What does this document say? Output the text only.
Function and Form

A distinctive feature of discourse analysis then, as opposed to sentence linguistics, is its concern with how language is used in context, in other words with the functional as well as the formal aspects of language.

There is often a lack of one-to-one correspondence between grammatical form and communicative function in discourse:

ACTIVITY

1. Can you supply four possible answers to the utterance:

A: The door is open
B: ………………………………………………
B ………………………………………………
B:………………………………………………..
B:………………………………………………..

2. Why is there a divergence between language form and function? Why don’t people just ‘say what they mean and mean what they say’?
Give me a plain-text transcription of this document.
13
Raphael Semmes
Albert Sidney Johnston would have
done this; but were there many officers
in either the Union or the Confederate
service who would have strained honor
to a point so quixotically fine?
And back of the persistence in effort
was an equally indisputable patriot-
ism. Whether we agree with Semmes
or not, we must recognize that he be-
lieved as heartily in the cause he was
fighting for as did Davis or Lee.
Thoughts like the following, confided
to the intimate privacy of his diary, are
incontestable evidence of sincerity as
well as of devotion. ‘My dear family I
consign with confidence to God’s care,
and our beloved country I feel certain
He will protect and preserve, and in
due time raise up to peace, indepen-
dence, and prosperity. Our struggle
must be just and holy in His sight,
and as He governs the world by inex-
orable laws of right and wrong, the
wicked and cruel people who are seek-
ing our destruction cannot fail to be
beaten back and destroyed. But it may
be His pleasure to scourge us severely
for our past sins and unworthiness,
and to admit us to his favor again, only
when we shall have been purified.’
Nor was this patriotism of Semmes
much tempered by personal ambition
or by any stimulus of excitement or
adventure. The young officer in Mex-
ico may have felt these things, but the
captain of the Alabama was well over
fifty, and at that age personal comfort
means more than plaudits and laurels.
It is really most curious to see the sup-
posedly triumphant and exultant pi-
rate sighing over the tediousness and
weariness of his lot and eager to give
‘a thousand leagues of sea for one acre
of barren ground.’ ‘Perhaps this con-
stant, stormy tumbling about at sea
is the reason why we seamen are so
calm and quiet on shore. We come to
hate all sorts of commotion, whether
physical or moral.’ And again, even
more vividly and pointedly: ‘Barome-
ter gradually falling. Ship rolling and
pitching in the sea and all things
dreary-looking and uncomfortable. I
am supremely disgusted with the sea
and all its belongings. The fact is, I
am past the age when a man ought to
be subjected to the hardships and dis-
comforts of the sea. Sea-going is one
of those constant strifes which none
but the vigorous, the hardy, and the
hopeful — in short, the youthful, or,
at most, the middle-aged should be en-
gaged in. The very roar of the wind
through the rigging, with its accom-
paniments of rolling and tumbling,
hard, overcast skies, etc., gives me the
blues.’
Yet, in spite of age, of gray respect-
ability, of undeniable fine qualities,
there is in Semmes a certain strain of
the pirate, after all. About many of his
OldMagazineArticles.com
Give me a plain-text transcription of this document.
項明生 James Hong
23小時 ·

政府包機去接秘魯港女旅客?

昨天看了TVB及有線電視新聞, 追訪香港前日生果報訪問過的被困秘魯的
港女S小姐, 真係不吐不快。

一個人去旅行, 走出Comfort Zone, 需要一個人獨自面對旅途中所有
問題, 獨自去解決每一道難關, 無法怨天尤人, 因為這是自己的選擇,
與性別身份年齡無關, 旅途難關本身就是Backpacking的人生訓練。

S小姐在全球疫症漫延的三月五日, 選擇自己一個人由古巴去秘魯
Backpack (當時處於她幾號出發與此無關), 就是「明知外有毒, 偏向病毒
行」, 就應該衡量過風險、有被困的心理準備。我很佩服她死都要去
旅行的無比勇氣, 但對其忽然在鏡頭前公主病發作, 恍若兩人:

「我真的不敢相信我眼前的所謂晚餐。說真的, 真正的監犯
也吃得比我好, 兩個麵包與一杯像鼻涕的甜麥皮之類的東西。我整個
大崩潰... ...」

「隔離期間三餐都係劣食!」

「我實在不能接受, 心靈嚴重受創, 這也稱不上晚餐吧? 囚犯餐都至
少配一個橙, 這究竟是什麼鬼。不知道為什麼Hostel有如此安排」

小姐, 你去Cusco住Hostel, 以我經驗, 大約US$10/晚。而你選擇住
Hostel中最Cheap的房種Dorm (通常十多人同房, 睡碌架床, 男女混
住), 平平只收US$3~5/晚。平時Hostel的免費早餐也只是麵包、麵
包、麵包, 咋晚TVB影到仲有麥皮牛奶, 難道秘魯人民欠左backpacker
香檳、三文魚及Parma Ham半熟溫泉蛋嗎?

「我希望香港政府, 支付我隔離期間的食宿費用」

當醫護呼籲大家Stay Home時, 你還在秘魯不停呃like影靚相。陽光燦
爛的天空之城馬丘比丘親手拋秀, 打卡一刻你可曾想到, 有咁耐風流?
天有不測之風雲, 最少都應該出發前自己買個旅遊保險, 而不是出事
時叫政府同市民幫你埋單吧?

**Task**
Reproduce the listing in full. Keep it exactly as written.

**Reply to the exercise**
What does this document say? Output the text only.
Function and Form

A distinctive feature of discourse analysis then, as opposed to sentence linguistics, is its concern with how language is used in context, in other words with the functional as well as the formal aspects of language.

There is often a lack of one-to-one correspondence between grammatical form and communicative function in discourse:

ACTIVITY

1. Can you supply four possible answers to the utterance:

A: The door is open
B: ………………………………………………
B ………………………………………………
B:………………………………………………..
B:………………………………………………..

2. Why is there a divergence between language form and function? Why don’t people just ‘say what they mean and mean what they say’?
Give me a plain-text transcription of this document.
13
Raphael Semmes
Albert Sidney Johnston would have
done this; but were there many officers
in either the Union or the Confederate
service who would have strained honor
to a point so quixotically fine?
And back of the persistence in effort
was an equally indisputable patriot-
ism. Whether we agree with Semmes
or not, we must recognize that he be-
lieved as heartily in the cause he was
fighting for as did Davis or Lee.
Thoughts like the following, confided
to the intimate privacy of his diary, are
incontestable evidence of sincerity as
well as of devotion. ‘My dear family I
consign with confidence to God’s care,
and our beloved country I feel certain
He will protect and preserve, and in
due time raise up to peace, indepen-
dence, and prosperity. Our struggle
must be just and holy in His sight,
and as He governs the world by inex-
orable laws of right and wrong, the
wicked and cruel people who are seek-
ing our destruction cannot fail to be
beaten back and destroyed. But it may
be His pleasure to scourge us severely
for our past sins and unworthiness,
and to admit us to his favor again, only
when we shall have been purified.’
Nor was this patriotism of Semmes
much tempered by personal ambition
or by any stimulus of excitement or
adventure. The young officer in Mex-
ico may have felt these things, but the
captain of the Alabama was well over
fifty, and at that age personal comfort
means more than plaudits and laurels.
It is really most curious to see the sup-
posedly triumphant and exultant pi-
rate sighing over the tediousness and
weariness of his lot and eager to give
‘a thousand leagues of sea for one acre
of barren ground.’ ‘Perhaps this con-
stant, stormy tumbling about at sea
is the reason why we seamen are so
calm and quiet on shore. We come to
hate all sorts of commotion, whether
physical or moral.’ And again, even
more vividly and pointedly: ‘Barome-
ter gradually falling. Ship rolling and
pitching in the sea and all things
dreary-looking and uncomfortable. I
am supremely disgusted with the sea
and all its belongings. The fact is, I
am past the age when a man ought to
be subjected to the hardships and dis-
comforts of the sea. Sea-going is one
of those constant strifes which none
but the vigorous, the hardy, and the
hopeful — in short, the youthful, or,
at most, the middle-aged should be en-
gaged in. The very roar of the wind
through the rigging, with its accom-
paniments of rolling and tumbling,
hard, overcast skies, etc., gives me the
blues.’
Yet, in spite of age, of gray respect-
ability, of undeniable fine qualities,
there is in Semmes a certain strain of
the pirate, after all. About many of his
OldMagazineArticles.com
Give me a plain-text transcription of this document.
項明生 James Hong
23小時 ·

政府包機去接秘魯港女旅客?

昨天看了TVB及有線電視新聞, 追訪香港前日生果報訪問過的被困秘魯的
港女S小姐, 真係不吐不快。

一個人去旅行, 走出Comfort Zone, 需要一個人獨自面對旅途中所有
問題, 獨自去解決每一道難關, 無法怨天尤人, 因為這是自己的選擇,
與性別身份年齡無關, 旅途難關本身就是Backpacking的人生訓練。

S小姐在全球疫症漫延的三月五日, 選擇自己一個人由古巴去秘魯
Backpack (當時處於她幾號出發與此無關), 就是「明知外有毒, 偏向病毒
行」, 就應該衡量過風險、有被困的心理準備。我很佩服她死都要去
旅行的無比勇氣, 但對其忽然在鏡頭前公主病發作, 恍若兩人:

「我真的不敢相信我眼前的所謂晚餐。說真的, 真正的監犯
也吃得比我好, 兩個麵包與一杯像鼻涕的甜麥皮之類的東西。我整個
大崩潰... ...」

「隔離期間三餐都係劣食!」

「我實在不能接受, 心靈嚴重受創, 這也稱不上晚餐吧? 囚犯餐都至
少配一個橙, 這究竟是什麼鬼。不知道為什麼Hostel有如此安排」

小姐, 你去Cusco住Hostel, 以我經驗, 大約US$10/晚。而你選擇住
Hostel中最Cheap的房種Dorm (通常十多人同房, 睡碌架床, 男女混
住), 平平只收US$3~5/晚。平時Hostel的免費早餐也只是麵包、麵
包、麵包, 咋晚TVB影到仲有麥皮牛奶, 難道秘魯人民欠左backpacker
香檳、三文魚及Parma Ham半熟溫泉蛋嗎?

「我希望香港政府, 支付我隔離期間的食宿費用」

當醫護呼籲大家Stay Home時, 你還在秘魯不停呃like影靚相。陽光燦
爛的天空之城馬丘比丘親手拋秀, 打卡一刻你可曾想到, 有咁耐風流?
天有不測之風雲, 最少都應該出發前自己買個旅遊保險, 而不是出事
時叫政府同市民幫你埋單吧?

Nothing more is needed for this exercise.